Task requirements:
Only a number is wanted: how many lines of the entries include the string "静态DNS"?

Records provided:

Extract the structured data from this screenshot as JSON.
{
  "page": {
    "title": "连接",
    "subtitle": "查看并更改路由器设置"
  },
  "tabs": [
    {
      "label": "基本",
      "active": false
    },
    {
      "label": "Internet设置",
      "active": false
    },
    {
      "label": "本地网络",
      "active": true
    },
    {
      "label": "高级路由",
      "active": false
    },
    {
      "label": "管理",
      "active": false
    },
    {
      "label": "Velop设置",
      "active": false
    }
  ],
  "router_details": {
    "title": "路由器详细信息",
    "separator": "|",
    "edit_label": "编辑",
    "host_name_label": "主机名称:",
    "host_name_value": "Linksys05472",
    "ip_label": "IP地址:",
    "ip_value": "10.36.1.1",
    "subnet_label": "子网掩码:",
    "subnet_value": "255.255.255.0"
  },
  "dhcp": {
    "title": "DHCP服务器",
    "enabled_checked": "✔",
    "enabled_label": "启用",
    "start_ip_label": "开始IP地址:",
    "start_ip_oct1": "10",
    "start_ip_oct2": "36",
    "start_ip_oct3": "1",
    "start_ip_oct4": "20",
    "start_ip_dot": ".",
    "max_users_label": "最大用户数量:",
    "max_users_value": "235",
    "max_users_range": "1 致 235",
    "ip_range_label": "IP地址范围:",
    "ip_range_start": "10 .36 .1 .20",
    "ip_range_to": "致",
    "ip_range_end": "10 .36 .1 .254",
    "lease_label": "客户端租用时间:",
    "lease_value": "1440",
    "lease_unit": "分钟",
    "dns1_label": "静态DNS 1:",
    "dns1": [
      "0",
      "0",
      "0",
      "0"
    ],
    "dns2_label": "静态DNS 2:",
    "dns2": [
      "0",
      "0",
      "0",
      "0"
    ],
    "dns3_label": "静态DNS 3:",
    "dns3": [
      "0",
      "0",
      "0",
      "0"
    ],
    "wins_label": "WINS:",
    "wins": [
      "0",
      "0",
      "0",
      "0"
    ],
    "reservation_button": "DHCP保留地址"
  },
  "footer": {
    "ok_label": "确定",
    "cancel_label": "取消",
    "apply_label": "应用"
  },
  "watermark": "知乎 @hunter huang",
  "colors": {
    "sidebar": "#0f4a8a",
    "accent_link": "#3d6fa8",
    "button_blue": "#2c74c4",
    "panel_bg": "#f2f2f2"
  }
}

Task solution:
3